Collect each line of the records containing the string "troubles".

> _Excerpted data_:

+ + + + +

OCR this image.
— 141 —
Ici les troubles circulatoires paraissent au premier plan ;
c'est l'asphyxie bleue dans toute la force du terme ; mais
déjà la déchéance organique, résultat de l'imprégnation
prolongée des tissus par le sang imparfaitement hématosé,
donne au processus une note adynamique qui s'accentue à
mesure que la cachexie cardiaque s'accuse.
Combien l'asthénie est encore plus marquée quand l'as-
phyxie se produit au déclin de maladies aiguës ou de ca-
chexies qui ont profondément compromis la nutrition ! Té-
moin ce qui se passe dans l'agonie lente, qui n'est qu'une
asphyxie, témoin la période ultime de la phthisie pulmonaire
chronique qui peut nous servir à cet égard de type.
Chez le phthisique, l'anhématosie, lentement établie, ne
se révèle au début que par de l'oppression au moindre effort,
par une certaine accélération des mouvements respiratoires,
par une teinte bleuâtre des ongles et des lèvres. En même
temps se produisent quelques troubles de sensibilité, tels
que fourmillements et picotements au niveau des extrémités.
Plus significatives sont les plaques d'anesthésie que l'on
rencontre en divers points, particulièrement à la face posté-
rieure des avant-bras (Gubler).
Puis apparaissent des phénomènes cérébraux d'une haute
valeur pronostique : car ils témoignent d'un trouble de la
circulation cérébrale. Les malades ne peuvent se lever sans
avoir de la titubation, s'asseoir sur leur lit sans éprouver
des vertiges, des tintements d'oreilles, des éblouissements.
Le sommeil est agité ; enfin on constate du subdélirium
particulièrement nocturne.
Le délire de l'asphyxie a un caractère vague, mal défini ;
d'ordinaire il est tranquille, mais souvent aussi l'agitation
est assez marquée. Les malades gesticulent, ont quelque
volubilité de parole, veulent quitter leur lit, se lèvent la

+ + + + +

> _Solution for this problem_:
Ici les troubles circulatoires paraissent au premier plan ;
temps se produisent quelques troubles de sensibilité, tels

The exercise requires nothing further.